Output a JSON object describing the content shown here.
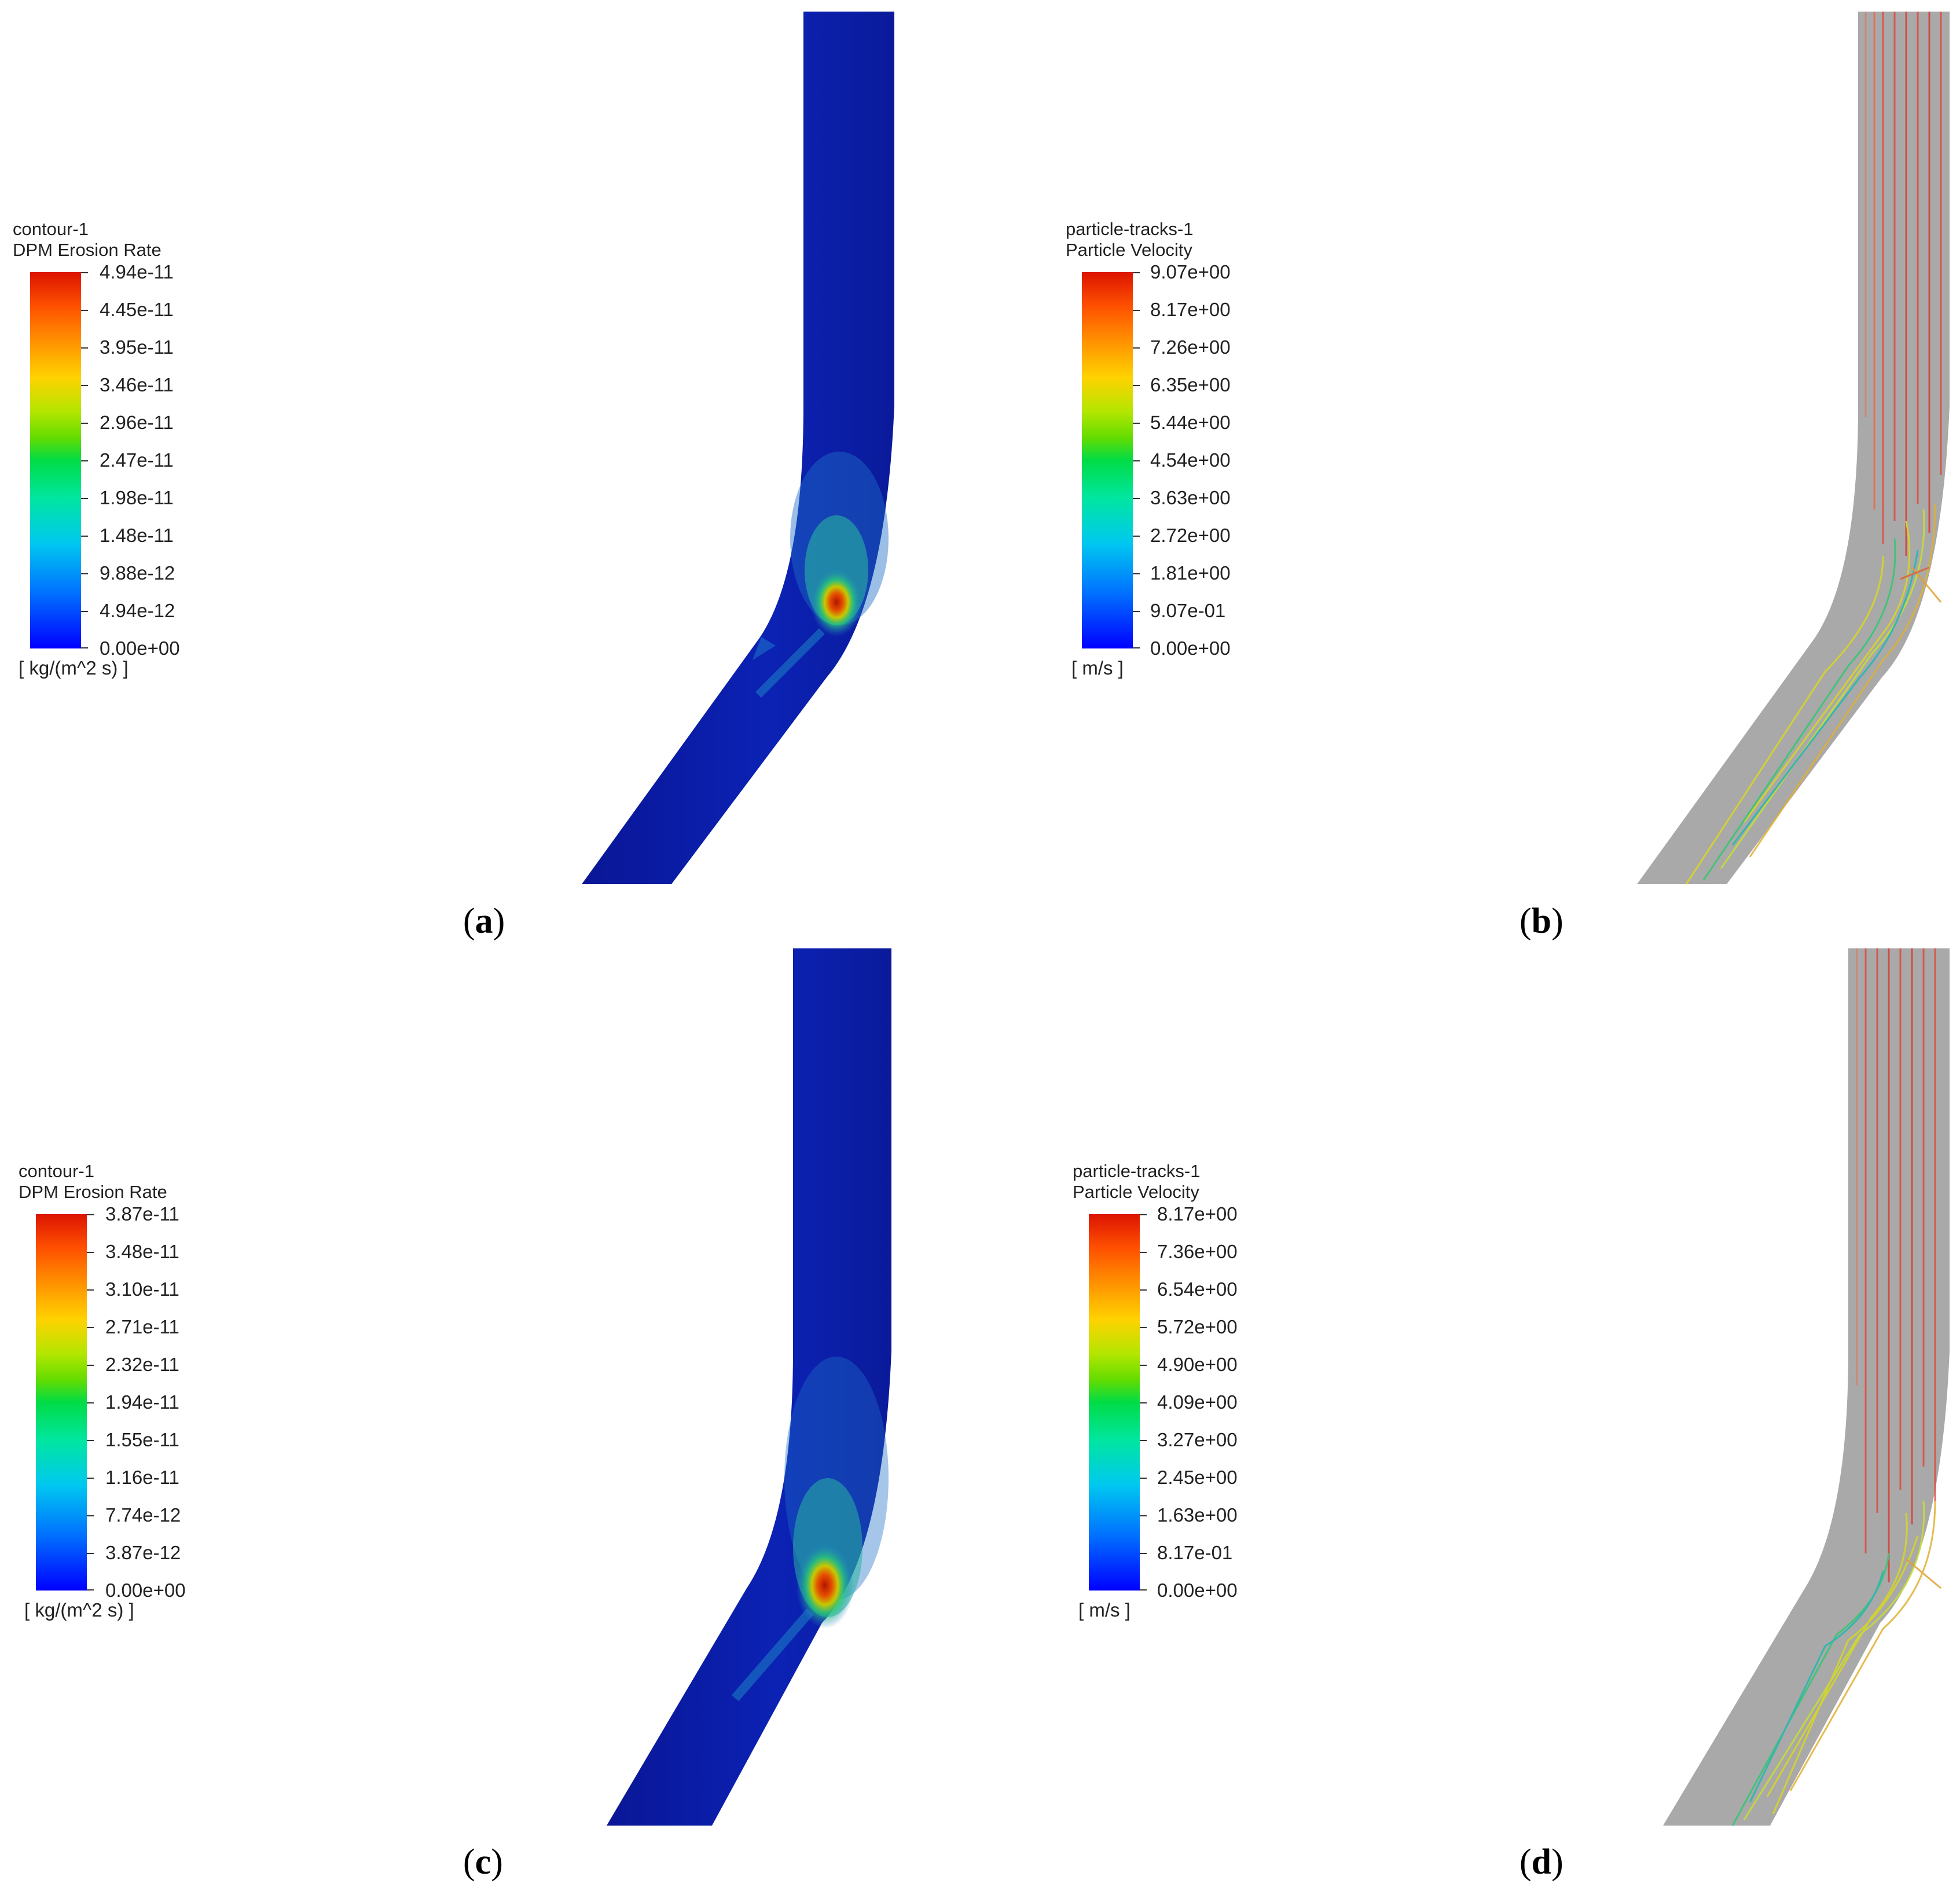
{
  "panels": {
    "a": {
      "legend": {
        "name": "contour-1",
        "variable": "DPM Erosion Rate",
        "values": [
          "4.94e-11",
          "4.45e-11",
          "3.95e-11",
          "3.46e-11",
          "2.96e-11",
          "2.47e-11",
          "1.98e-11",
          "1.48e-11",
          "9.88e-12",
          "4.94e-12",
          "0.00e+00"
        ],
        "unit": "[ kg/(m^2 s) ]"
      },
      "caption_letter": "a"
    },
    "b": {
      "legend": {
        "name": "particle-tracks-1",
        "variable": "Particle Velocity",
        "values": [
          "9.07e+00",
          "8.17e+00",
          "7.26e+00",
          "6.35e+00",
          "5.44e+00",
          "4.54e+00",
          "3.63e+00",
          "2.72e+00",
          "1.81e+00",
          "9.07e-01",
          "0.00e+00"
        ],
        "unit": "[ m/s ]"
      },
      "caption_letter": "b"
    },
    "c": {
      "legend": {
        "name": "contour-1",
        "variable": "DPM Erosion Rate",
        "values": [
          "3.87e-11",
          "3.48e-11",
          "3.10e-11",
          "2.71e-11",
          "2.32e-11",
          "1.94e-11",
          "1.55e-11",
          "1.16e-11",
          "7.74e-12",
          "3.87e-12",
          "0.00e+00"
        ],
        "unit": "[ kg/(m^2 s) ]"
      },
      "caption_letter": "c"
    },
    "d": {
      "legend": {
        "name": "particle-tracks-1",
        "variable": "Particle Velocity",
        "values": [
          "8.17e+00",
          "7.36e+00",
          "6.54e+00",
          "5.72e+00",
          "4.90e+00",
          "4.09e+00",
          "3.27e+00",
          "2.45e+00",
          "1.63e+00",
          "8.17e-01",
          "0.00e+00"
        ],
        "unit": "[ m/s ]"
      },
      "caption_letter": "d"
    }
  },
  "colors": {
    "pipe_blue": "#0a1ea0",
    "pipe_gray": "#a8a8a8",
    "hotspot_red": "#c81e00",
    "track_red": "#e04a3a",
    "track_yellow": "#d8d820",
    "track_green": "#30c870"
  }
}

====================

[Task goal] Quote the material word for word, dropping any images it holds.

[Worked solution]
Output a JSON object describing the content shown here.
{
  "panels": {
    "a": {
      "legend": {
        "name": "contour-1",
        "variable": "DPM Erosion Rate",
        "values": [
          "4.94e-11",
          "4.45e-11",
          "3.95e-11",
          "3.46e-11",
          "2.96e-11",
          "2.47e-11",
          "1.98e-11",
          "1.48e-11",
          "9.88e-12",
          "4.94e-12",
          "0.00e+00"
        ],
        "unit": "[ kg/(m^2 s) ]"
      },
      "caption_letter": "a"
    },
    "b": {
      "legend": {
        "name": "particle-tracks-1",
        "variable": "Particle Velocity",
        "values": [
          "9.07e+00",
          "8.17e+00",
          "7.26e+00",
          "6.35e+00",
          "5.44e+00",
          "4.54e+00",
          "3.63e+00",
          "2.72e+00",
          "1.81e+00",
          "9.07e-01",
          "0.00e+00"
        ],
        "unit": "[ m/s ]"
      },
      "caption_letter": "b"
    },
    "c": {
      "legend": {
        "name": "contour-1",
        "variable": "DPM Erosion Rate",
        "values": [
          "3.87e-11",
          "3.48e-11",
          "3.10e-11",
          "2.71e-11",
          "2.32e-11",
          "1.94e-11",
          "1.55e-11",
          "1.16e-11",
          "7.74e-12",
          "3.87e-12",
          "0.00e+00"
        ],
        "unit": "[ kg/(m^2 s) ]"
      },
      "caption_letter": "c"
    },
    "d": {
      "legend": {
        "name": "particle-tracks-1",
        "variable": "Particle Velocity",
        "values": [
          "8.17e+00",
          "7.36e+00",
          "6.54e+00",
          "5.72e+00",
          "4.90e+00",
          "4.09e+00",
          "3.27e+00",
          "2.45e+00",
          "1.63e+00",
          "8.17e-01",
          "0.00e+00"
        ],
        "unit": "[ m/s ]"
      },
      "caption_letter": "d"
    }
  },
  "colors": {
    "pipe_blue": "#0a1ea0",
    "pipe_gray": "#a8a8a8",
    "hotspot_red": "#c81e00",
    "track_red": "#e04a3a",
    "track_yellow": "#d8d820",
    "track_green": "#30c870"
  }
}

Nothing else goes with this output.